» **Short exercise**
Give the number of lines that contain the string "books", please, and nothing else.

*** Dataset excerpts

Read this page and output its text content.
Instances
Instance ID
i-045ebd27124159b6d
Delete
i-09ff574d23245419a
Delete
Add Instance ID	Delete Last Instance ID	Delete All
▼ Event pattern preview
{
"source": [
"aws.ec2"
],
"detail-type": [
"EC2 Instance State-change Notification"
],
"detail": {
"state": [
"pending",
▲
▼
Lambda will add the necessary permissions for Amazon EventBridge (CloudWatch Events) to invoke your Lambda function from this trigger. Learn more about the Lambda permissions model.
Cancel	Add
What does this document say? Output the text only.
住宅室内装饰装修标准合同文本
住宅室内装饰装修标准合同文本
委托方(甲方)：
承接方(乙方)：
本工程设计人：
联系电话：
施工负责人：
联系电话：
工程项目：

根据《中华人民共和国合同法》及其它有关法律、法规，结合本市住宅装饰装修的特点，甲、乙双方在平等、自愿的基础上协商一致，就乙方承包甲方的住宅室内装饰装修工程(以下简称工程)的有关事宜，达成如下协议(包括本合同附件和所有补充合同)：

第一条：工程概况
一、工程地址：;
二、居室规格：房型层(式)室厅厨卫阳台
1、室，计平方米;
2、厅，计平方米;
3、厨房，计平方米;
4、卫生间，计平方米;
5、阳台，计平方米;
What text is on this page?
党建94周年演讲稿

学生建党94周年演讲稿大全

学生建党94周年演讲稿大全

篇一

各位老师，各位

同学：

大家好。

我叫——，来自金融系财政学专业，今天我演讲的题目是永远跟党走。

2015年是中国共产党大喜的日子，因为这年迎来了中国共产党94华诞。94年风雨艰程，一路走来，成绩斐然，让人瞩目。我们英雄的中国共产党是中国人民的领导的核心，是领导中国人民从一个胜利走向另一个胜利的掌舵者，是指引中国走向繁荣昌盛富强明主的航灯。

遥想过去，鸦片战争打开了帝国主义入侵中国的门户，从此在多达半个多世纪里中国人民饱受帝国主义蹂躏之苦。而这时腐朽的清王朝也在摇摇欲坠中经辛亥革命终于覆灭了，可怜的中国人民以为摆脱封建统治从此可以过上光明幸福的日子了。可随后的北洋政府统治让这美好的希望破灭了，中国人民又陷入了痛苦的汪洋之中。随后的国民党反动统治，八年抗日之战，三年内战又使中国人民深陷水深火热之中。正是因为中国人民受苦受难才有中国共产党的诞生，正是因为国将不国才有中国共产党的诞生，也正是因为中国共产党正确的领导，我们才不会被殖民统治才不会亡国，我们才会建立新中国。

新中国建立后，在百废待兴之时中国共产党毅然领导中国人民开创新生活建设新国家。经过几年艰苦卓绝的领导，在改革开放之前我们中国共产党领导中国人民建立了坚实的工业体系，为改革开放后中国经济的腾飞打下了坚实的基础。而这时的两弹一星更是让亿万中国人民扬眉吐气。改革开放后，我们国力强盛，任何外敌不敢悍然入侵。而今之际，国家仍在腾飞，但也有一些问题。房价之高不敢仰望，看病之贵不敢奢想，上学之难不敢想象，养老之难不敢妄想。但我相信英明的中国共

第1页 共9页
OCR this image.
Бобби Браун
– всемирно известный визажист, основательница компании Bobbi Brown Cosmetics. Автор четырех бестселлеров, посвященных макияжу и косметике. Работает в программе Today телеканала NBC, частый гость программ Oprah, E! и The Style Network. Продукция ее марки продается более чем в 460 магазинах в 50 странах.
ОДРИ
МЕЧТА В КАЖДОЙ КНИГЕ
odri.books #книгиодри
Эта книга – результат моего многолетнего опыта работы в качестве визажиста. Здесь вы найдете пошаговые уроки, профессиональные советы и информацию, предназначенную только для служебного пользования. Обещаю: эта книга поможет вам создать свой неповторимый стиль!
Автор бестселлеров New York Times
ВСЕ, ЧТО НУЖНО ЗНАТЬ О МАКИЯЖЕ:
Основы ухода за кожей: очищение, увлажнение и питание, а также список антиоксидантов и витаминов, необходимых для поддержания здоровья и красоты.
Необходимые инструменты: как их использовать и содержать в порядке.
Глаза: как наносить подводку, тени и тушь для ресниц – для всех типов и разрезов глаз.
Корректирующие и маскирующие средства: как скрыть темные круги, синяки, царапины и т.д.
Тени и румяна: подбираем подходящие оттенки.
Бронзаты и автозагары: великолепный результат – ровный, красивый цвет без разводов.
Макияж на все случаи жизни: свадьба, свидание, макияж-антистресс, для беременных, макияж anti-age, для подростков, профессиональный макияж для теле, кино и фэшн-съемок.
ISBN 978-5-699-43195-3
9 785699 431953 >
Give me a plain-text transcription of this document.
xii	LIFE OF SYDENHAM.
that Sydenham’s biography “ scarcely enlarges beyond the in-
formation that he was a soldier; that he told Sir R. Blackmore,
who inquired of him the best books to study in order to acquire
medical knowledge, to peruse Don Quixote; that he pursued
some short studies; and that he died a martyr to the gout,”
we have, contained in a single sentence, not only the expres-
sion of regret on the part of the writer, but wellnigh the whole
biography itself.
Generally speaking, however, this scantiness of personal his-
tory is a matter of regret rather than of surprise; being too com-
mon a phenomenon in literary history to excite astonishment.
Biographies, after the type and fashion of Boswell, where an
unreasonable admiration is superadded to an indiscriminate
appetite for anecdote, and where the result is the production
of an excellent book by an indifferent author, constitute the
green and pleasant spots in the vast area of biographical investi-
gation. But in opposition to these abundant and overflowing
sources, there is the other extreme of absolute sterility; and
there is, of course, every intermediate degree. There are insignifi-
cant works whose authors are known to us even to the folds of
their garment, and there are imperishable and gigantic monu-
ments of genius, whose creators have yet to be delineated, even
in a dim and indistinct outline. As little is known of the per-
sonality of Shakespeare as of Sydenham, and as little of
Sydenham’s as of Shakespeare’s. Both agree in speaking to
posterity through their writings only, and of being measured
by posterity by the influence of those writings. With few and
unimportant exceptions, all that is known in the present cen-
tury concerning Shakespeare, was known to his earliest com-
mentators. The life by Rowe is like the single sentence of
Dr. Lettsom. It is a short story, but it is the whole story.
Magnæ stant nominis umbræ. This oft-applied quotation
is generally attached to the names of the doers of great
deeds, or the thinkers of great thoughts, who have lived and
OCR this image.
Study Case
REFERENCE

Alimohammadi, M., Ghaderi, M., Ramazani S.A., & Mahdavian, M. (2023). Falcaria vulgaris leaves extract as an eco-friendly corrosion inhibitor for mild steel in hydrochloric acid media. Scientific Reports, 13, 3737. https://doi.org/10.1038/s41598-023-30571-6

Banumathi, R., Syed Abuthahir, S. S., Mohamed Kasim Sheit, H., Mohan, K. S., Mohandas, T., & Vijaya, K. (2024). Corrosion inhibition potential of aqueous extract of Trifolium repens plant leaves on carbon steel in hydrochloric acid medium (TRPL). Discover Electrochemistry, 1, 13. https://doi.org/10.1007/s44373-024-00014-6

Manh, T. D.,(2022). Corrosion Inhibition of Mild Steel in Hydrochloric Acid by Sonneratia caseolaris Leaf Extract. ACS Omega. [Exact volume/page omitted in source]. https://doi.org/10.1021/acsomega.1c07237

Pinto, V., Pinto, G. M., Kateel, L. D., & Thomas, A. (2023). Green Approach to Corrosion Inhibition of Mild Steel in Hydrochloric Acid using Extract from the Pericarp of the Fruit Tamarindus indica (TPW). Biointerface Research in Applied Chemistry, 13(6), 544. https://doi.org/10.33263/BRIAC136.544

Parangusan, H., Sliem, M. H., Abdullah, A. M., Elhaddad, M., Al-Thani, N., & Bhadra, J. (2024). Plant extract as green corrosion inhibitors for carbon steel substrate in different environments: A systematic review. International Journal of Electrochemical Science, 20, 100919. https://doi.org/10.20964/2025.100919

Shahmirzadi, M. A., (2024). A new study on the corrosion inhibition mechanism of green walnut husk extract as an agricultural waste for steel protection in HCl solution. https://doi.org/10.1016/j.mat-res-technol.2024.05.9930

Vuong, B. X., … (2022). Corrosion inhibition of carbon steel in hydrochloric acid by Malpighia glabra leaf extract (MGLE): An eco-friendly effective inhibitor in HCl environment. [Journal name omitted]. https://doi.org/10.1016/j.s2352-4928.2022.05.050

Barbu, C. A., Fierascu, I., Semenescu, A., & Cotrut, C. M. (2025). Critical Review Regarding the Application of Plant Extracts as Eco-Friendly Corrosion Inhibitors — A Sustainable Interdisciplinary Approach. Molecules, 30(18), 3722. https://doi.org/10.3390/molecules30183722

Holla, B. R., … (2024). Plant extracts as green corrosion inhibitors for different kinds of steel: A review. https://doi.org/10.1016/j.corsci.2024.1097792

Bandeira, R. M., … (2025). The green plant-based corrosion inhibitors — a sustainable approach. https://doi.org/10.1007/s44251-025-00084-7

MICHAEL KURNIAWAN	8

******

» **The response**
2